Exercise directions: In the material below, find every line containing the string "Frankreich" and return it.
++++++++++
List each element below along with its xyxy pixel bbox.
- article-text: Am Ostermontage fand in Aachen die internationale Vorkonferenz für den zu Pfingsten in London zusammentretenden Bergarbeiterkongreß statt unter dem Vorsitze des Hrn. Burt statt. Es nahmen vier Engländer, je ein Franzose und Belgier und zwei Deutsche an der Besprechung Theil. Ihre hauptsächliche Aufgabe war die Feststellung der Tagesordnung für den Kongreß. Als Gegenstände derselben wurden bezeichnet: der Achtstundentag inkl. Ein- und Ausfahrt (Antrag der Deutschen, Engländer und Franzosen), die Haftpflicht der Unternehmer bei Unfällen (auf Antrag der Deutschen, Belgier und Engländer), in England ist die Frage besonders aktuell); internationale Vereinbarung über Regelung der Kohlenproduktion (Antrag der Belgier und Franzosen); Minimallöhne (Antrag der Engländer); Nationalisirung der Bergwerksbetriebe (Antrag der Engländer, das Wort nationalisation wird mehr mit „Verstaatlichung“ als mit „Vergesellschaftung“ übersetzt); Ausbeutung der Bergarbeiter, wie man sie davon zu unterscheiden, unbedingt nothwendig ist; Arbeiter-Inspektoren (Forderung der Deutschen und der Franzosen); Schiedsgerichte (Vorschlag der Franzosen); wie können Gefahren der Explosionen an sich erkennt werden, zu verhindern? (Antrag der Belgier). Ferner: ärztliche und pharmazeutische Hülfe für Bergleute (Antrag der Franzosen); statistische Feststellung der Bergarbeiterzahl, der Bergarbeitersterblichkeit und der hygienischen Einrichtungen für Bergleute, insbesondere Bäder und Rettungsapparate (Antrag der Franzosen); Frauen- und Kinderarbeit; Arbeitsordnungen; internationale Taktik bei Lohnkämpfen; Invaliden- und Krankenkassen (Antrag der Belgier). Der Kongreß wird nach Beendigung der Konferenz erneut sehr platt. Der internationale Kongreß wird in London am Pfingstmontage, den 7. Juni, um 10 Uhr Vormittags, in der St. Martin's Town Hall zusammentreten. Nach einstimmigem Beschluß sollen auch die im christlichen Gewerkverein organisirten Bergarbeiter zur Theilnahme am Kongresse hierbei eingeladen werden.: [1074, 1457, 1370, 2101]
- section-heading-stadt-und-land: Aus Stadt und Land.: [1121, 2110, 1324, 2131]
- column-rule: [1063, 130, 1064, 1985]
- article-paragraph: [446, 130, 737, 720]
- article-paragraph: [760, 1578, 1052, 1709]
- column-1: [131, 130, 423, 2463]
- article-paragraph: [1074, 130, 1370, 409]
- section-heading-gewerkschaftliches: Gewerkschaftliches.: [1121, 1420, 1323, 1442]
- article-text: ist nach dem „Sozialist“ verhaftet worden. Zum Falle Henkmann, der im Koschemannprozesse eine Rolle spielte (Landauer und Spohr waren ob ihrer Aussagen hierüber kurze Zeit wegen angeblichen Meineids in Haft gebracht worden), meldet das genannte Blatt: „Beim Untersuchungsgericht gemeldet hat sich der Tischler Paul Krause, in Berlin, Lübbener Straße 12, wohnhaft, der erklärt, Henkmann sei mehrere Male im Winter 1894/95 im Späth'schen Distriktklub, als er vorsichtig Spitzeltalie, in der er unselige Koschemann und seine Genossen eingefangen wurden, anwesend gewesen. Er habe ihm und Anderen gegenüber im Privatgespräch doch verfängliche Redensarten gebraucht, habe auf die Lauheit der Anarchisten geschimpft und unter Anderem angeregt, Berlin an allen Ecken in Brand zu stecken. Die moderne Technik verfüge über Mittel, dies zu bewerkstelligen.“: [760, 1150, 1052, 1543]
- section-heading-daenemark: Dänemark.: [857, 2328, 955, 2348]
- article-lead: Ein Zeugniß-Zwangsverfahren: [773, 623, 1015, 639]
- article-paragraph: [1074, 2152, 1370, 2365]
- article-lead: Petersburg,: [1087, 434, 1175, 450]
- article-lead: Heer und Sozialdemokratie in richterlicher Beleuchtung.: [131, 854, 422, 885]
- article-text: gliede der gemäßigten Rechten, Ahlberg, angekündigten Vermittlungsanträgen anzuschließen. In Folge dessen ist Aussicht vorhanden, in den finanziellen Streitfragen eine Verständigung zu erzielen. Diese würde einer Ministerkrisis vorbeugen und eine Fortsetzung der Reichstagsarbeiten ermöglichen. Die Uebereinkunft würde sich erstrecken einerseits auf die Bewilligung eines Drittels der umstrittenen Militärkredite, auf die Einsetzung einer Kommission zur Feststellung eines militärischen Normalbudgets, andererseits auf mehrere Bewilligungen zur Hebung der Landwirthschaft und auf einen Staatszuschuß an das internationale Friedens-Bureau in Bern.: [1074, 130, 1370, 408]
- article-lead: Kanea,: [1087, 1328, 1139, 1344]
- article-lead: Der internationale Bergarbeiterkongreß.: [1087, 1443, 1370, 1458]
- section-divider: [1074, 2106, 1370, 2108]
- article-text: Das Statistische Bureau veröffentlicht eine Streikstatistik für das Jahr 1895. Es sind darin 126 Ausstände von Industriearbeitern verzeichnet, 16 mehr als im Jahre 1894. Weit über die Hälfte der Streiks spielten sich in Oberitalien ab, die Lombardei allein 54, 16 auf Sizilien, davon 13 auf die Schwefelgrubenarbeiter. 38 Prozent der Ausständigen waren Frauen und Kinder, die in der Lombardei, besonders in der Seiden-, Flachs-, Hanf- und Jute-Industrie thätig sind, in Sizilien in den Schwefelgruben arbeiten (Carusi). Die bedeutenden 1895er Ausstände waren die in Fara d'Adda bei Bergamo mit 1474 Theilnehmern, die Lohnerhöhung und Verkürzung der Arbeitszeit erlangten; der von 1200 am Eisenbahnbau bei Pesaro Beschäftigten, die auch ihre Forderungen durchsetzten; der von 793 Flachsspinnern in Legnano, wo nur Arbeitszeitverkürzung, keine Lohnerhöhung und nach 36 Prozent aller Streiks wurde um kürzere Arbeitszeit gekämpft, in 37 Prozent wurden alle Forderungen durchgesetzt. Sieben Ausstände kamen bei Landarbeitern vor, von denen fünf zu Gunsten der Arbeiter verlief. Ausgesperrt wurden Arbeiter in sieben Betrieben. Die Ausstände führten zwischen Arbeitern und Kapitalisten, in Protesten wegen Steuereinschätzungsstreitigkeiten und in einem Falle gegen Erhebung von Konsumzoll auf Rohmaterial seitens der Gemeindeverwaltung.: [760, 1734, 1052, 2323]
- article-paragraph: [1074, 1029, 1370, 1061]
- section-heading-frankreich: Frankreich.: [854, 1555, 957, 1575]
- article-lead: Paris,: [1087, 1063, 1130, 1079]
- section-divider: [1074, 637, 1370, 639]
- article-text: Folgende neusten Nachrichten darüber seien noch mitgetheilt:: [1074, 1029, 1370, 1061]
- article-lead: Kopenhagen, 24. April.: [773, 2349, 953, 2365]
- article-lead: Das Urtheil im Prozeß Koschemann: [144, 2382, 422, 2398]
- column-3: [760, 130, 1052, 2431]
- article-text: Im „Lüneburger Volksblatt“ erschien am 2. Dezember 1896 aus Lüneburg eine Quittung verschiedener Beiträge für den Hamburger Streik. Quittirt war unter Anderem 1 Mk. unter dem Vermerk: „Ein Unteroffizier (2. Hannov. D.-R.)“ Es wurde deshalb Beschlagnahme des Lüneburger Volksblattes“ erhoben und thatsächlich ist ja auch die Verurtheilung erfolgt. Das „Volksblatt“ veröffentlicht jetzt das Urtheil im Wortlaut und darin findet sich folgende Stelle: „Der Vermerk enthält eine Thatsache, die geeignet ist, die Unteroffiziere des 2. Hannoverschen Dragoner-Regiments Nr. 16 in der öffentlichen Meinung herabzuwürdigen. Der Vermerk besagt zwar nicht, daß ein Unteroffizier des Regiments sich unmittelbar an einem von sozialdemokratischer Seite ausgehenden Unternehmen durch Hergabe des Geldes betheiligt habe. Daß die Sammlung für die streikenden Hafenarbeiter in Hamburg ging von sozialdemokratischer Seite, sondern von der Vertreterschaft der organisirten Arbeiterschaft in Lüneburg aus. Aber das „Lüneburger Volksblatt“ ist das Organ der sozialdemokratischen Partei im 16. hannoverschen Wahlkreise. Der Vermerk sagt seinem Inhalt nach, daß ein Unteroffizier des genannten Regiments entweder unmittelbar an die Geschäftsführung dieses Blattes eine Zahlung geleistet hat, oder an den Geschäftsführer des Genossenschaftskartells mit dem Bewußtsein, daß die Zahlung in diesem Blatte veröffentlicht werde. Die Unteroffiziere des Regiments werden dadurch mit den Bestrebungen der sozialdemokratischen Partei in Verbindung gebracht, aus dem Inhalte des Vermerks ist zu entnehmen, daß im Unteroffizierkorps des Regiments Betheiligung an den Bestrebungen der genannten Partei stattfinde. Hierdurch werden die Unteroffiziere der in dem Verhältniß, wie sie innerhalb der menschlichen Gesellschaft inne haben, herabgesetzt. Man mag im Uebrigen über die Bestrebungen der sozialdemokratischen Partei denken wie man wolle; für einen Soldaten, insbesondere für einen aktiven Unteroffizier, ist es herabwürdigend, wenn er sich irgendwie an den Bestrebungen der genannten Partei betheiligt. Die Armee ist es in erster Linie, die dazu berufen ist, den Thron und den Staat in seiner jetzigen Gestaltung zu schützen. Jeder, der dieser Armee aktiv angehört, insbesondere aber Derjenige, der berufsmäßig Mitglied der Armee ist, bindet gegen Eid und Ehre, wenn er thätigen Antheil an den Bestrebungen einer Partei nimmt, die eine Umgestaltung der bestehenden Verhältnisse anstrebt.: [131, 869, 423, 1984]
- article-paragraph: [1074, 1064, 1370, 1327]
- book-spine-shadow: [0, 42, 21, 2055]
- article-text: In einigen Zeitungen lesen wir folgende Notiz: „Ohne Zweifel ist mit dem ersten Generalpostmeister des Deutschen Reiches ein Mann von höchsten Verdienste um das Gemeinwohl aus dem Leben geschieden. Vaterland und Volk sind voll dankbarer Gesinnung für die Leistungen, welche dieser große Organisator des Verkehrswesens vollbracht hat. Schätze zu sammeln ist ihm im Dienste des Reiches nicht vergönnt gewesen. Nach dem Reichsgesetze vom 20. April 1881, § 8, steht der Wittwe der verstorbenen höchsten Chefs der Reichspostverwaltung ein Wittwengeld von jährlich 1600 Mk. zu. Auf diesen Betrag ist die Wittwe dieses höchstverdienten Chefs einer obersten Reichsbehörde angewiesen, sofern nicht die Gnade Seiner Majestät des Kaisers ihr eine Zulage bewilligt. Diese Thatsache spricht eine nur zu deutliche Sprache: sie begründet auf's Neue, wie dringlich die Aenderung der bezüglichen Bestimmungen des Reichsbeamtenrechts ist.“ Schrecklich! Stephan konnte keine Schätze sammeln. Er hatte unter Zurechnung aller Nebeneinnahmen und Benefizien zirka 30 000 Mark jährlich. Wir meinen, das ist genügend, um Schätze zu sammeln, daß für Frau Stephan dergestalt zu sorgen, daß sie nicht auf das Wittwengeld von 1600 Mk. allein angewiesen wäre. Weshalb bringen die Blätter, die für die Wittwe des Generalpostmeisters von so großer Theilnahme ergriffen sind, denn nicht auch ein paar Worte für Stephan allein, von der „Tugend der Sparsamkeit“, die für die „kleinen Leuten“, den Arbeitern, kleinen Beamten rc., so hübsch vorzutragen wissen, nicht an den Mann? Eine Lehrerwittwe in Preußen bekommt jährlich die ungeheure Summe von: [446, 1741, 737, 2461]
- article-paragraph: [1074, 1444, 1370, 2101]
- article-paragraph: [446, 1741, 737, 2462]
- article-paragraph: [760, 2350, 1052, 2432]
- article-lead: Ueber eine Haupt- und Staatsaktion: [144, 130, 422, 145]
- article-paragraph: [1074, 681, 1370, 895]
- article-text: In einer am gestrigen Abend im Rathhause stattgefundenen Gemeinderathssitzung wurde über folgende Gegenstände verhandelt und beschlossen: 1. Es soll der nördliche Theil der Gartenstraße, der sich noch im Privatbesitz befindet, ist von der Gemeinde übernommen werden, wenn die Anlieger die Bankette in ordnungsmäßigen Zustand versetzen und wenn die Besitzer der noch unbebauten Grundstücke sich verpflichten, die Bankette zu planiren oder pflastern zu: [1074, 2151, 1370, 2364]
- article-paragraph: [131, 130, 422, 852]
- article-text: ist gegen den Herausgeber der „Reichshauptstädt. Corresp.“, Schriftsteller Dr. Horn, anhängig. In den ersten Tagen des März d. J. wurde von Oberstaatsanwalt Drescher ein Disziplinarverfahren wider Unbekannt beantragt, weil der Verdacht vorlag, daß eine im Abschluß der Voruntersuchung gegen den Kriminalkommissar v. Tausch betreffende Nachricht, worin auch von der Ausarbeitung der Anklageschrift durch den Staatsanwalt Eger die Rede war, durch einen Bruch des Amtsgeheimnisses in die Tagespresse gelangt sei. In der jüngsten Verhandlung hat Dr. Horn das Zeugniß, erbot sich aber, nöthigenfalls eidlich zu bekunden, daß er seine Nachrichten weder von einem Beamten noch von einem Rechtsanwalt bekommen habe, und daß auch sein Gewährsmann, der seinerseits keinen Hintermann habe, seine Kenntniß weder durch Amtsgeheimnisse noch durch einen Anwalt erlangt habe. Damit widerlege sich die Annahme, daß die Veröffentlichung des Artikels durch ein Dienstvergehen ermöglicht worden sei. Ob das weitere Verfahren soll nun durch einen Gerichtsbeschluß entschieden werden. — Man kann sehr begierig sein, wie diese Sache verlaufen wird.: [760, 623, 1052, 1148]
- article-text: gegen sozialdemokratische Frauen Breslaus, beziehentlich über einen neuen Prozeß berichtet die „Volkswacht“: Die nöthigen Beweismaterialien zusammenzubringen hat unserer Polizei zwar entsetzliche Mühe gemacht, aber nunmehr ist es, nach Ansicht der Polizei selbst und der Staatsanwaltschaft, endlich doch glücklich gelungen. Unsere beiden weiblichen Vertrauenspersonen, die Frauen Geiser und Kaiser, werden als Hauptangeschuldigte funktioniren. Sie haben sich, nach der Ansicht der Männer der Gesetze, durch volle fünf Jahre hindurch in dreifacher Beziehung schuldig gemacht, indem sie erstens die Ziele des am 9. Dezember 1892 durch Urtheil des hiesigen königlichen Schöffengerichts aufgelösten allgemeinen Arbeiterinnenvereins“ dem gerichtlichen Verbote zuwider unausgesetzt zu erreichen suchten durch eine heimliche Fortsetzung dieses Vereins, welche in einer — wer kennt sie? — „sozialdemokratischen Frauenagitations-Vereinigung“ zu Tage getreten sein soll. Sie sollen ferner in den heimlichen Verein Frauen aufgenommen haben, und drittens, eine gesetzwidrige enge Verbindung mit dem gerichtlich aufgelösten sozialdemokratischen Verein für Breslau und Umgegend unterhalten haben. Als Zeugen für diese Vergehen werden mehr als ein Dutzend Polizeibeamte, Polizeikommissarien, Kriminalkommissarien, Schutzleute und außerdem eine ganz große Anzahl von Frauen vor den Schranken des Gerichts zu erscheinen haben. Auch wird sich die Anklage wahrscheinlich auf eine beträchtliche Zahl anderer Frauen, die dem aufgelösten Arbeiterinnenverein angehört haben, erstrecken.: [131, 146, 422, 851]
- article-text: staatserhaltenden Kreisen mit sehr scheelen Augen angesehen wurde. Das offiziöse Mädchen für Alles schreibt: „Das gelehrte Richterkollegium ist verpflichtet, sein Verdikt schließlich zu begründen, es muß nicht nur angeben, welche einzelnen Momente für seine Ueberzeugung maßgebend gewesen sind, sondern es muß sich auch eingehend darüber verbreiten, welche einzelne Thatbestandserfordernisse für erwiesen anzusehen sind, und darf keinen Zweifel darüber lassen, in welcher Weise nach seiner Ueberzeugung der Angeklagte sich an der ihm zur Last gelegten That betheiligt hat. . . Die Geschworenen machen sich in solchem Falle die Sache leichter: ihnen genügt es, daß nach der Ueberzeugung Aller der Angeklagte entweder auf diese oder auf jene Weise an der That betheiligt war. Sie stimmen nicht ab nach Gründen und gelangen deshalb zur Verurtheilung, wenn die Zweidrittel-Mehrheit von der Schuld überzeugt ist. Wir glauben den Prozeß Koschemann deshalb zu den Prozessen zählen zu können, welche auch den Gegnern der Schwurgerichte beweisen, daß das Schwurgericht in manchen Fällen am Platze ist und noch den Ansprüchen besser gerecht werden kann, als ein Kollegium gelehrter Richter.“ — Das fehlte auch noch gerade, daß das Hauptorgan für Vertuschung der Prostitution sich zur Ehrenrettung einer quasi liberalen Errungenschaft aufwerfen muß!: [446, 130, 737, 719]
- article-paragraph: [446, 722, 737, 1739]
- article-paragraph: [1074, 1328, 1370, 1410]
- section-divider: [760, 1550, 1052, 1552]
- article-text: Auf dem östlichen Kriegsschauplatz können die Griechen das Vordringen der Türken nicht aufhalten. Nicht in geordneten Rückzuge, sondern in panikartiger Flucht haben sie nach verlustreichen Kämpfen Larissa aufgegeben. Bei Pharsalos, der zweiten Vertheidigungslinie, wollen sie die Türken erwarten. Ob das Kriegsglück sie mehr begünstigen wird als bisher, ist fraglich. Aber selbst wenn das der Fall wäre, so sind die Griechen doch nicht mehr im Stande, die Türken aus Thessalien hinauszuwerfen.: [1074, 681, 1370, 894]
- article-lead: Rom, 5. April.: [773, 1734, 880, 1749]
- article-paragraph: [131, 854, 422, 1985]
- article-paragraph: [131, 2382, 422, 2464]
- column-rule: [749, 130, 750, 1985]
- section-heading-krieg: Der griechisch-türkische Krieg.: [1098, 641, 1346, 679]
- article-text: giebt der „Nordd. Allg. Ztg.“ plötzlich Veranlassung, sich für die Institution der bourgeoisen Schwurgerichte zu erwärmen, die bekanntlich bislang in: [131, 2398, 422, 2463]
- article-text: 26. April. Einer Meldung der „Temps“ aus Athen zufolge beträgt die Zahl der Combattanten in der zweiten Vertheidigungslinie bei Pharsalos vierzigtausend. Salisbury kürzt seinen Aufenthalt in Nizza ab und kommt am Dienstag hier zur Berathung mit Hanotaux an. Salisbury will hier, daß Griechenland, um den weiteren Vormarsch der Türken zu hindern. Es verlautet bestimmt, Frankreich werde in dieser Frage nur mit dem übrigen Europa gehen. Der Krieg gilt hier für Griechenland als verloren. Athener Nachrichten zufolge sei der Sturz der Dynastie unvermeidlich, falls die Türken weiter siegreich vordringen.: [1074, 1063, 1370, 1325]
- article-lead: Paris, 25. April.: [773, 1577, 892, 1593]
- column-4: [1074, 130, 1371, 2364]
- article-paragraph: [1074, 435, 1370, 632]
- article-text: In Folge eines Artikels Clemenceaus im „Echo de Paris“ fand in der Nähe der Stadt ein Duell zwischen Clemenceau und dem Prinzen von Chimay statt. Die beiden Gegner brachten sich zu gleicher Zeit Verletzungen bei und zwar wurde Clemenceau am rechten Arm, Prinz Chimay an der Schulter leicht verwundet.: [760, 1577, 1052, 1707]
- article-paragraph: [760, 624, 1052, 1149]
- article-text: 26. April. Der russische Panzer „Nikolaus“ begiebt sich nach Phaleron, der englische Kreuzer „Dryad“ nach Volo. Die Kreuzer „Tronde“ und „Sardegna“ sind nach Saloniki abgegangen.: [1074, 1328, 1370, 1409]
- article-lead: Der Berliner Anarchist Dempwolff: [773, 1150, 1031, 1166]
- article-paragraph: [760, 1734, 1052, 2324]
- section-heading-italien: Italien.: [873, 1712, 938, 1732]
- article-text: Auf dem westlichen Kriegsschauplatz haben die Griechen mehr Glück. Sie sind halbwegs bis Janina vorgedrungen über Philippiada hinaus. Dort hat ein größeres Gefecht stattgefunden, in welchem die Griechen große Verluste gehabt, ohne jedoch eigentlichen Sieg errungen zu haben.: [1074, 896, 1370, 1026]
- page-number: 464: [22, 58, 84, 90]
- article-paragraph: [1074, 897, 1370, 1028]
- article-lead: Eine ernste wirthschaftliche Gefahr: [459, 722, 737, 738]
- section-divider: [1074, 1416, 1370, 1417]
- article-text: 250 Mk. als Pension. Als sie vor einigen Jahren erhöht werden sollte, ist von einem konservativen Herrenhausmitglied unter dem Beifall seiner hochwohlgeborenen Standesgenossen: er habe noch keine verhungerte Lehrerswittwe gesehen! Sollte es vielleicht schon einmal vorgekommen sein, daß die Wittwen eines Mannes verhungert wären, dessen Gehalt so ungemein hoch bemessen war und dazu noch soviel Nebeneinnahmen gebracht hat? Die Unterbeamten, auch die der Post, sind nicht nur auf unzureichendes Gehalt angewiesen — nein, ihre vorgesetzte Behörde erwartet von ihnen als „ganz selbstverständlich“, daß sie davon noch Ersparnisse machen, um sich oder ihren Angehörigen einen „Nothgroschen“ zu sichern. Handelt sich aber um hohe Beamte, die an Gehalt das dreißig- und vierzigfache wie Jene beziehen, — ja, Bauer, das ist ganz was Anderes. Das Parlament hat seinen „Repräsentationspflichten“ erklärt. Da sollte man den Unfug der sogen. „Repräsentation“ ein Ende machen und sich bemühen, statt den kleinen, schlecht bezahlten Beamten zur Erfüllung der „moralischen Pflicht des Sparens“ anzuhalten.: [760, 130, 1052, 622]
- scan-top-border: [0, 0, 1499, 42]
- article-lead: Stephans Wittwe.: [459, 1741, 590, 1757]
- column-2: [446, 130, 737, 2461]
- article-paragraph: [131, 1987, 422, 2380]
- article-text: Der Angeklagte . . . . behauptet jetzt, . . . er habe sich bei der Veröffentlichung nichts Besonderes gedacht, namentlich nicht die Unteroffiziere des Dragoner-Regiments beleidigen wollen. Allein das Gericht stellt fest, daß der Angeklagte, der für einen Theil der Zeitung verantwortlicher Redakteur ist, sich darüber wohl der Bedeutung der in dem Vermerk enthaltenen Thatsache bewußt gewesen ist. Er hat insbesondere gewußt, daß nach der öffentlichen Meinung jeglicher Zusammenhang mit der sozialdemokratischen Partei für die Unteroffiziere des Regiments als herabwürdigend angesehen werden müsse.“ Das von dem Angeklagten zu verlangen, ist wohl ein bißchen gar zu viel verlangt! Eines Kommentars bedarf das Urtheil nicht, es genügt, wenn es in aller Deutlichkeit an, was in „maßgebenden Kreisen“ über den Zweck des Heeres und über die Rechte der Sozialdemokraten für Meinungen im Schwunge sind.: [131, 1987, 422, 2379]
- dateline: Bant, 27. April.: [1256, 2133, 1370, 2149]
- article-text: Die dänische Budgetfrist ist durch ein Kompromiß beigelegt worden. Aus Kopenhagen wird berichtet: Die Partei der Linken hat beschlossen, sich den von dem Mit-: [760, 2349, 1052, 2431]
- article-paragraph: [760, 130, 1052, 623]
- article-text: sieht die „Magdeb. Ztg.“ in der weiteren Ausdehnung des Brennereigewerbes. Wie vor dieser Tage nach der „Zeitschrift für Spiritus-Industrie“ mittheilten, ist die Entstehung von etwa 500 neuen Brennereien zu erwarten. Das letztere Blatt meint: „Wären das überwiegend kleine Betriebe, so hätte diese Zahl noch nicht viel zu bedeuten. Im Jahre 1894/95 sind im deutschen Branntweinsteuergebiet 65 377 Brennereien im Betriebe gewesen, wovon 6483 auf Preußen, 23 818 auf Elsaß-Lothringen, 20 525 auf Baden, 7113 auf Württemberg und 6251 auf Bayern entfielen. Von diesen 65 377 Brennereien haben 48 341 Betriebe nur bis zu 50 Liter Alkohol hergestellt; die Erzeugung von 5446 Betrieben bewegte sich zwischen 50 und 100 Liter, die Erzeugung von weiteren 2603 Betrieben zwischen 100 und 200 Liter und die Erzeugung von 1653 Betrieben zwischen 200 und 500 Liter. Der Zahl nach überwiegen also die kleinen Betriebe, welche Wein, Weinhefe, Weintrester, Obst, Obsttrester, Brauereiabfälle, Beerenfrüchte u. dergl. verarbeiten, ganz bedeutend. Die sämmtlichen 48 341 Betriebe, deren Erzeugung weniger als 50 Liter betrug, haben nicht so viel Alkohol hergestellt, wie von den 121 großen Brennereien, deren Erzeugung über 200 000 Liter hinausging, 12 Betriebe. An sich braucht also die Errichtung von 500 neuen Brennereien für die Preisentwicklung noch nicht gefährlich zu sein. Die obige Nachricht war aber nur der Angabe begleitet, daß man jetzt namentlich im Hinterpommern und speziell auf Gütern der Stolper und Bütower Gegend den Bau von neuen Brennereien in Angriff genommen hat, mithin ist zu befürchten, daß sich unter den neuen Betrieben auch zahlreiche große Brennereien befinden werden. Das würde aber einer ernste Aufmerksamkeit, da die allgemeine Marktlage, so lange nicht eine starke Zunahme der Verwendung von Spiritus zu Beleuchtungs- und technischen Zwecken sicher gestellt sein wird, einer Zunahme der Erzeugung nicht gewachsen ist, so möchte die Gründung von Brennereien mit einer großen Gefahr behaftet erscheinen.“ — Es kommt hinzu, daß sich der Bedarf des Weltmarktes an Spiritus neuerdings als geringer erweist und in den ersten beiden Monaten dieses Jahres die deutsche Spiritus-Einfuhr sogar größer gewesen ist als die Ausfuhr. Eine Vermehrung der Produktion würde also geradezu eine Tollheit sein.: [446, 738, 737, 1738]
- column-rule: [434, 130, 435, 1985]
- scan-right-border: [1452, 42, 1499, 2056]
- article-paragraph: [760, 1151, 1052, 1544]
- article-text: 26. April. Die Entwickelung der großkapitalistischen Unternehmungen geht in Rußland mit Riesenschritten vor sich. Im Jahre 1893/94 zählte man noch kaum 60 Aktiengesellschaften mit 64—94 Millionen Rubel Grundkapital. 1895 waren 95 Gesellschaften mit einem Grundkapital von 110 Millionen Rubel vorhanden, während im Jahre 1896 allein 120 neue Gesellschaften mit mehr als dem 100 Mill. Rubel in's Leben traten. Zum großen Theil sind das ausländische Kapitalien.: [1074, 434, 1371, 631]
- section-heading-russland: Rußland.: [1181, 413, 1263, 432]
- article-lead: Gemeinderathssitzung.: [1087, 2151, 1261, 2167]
++++++++++
Result of this exercise:
- section-heading-frankreich: Frankreich.: [854, 1555, 957, 1575]
- article-text: 26. April. Einer Meldung der „Temps“ aus Athen zufolge beträgt die Zahl der Combattanten in der zweiten Vertheidigungslinie bei Pharsalos vierzigtausend. Salisbury kürzt seinen Aufenthalt in Nizza ab und kommt am Dienstag hier zur Berathung mit Hanotaux an. Salisbury will hier, daß Griechenland, um den weiteren Vormarsch der Türken zu hindern. Es verlautet bestimmt, Frankreich werde in dieser Frage nur mit dem übrigen Europa gehen. Der Krieg gilt hier für Griechenland als verloren. Athener Nachrichten zufolge sei der Sturz der Dynastie unvermeidlich, falls die Türken weiter siegreich vordringen.: [1074, 1063, 1370, 1325]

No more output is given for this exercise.